→ TASK DETAILS: State the count of lines below in which the word "英譯後成為本書的" appears, and add nothing.

→ RECORDED INFORMATION:
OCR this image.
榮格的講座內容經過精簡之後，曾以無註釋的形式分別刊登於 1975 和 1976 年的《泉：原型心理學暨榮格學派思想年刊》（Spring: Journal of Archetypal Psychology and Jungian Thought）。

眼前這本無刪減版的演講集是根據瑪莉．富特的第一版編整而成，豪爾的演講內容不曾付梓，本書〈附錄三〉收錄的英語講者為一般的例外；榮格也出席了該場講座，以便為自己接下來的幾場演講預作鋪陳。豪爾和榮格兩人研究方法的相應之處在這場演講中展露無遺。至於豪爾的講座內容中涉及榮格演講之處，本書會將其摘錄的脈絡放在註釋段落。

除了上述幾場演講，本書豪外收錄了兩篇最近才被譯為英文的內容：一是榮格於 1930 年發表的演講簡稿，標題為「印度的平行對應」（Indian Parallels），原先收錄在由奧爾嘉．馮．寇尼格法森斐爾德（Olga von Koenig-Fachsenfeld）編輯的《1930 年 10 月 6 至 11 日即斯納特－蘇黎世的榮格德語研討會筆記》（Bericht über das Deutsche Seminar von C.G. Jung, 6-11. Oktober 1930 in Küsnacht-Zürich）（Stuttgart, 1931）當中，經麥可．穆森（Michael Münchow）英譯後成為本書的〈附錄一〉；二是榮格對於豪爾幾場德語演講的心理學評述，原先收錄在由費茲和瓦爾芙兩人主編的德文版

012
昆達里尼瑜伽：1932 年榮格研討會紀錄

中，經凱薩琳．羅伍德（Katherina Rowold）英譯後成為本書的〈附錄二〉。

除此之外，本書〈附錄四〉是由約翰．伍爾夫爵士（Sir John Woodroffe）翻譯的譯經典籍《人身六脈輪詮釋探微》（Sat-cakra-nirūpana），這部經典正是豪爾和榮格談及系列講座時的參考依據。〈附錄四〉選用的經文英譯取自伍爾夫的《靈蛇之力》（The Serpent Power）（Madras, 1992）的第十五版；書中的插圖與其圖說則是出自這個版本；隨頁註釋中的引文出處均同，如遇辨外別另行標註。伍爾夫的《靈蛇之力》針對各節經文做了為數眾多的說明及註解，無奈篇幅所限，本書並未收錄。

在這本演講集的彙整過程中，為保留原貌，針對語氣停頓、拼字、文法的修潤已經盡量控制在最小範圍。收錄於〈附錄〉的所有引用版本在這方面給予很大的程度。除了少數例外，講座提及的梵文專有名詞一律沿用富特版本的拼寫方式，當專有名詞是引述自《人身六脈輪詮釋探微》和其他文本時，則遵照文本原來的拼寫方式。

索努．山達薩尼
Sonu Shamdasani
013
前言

→ EXERCISE RESPONSE: 2